**EXERCISE TASK**
Reproduce the entries exactly.

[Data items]
════════════════

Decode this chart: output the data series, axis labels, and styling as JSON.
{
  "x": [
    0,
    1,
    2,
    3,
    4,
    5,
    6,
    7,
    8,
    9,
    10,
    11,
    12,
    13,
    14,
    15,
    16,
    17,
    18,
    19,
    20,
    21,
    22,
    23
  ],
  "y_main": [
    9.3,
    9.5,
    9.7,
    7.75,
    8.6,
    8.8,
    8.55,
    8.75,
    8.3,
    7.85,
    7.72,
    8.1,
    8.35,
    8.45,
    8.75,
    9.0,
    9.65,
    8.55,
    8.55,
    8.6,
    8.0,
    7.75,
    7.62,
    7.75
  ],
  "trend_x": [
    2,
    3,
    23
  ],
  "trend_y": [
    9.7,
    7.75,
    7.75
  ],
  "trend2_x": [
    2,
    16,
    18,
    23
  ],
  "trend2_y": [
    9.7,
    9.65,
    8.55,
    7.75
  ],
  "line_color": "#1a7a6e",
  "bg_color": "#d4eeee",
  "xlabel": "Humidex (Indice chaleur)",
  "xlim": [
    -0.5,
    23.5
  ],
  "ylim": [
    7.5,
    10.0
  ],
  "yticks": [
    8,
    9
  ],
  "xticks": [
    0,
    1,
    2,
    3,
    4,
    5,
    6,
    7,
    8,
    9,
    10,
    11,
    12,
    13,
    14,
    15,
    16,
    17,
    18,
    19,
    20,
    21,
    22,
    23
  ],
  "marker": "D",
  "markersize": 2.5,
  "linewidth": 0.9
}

════════════════

**EXPECTED ANSWER**
Decode this chart: output the data series, axis labels, and styling as JSON.
{
  "x": [
    0,
    1,
    2,
    3,
    4,
    5,
    6,
    7,
    8,
    9,
    10,
    11,
    12,
    13,
    14,
    15,
    16,
    17,
    18,
    19,
    20,
    21,
    22,
    23
  ],
  "y_main": [
    9.3,
    9.5,
    9.7,
    7.75,
    8.6,
    8.8,
    8.55,
    8.75,
    8.3,
    7.85,
    7.72,
    8.1,
    8.35,
    8.45,
    8.75,
    9.0,
    9.65,
    8.55,
    8.55,
    8.6,
    8.0,
    7.75,
    7.62,
    7.75
  ],
  "trend_x": [
    2,
    3,
    23
  ],
  "trend_y": [
    9.7,
    7.75,
    7.75
  ],
  "trend2_x": [
    2,
    16,
    18,
    23
  ],
  "trend2_y": [
    9.7,
    9.65,
    8.55,
    7.75
  ],
  "line_color": "#1a7a6e",
  "bg_color": "#d4eeee",
  "xlabel": "Humidex (Indice chaleur)",
  "xlim": [
    -0.5,
    23.5
  ],
  "ylim": [
    7.5,
    10.0
  ],
  "yticks": [
    8,
    9
  ],
  "xticks": [
    0,
    1,
    2,
    3,
    4,
    5,
    6,
    7,
    8,
    9,
    10,
    11,
    12,
    13,
    14,
    15,
    16,
    17,
    18,
    19,
    20,
    21,
    22,
    23
  ],
  "marker": "D",
  "markersize": 2.5,
  "linewidth": 0.9
}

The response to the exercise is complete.